** start of Stored records **
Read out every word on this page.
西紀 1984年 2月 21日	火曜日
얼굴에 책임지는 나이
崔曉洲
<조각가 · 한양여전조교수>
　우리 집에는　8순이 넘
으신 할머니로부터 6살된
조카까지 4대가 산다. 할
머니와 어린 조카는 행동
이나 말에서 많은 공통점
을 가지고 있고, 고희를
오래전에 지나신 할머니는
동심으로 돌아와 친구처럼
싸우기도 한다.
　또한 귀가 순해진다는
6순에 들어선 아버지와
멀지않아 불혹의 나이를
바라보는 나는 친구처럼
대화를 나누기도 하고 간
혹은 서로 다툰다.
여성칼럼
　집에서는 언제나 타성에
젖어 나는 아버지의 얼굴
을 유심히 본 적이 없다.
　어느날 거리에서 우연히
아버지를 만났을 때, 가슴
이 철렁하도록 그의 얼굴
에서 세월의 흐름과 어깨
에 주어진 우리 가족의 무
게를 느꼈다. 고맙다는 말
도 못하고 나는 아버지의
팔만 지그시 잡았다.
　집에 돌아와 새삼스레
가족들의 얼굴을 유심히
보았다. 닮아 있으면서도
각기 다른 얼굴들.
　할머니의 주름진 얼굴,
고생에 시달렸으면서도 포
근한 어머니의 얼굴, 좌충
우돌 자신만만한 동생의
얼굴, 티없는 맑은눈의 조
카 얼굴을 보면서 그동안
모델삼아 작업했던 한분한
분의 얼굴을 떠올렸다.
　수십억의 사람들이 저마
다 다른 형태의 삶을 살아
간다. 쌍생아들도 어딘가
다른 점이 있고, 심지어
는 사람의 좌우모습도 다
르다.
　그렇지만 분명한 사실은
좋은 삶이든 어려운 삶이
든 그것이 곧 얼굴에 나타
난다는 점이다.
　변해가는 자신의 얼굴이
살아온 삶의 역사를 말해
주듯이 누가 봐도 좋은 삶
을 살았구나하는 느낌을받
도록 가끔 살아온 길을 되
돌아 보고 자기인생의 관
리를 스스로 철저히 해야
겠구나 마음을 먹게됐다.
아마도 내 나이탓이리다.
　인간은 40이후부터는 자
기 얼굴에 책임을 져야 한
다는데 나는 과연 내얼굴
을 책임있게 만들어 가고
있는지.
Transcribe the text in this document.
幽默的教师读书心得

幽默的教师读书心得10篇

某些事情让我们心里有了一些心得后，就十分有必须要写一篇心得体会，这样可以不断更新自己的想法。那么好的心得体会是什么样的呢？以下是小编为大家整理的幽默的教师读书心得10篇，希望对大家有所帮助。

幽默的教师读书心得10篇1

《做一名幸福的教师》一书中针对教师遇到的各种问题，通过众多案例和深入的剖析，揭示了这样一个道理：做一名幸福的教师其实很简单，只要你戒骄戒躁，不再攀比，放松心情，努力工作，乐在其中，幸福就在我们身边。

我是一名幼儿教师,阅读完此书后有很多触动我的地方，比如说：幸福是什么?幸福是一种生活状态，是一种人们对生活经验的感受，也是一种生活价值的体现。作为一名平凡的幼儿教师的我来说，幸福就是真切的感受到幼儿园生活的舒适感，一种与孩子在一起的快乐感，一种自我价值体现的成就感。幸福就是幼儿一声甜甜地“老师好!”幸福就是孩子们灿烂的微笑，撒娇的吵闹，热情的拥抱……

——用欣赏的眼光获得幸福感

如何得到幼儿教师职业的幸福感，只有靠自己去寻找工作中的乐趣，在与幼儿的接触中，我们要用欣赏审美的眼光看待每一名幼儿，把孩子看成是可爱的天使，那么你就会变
** end of Stored records **
## Task to carry out
Say how many lines in the records hold "this", with the number as the whole reply.

## The output
2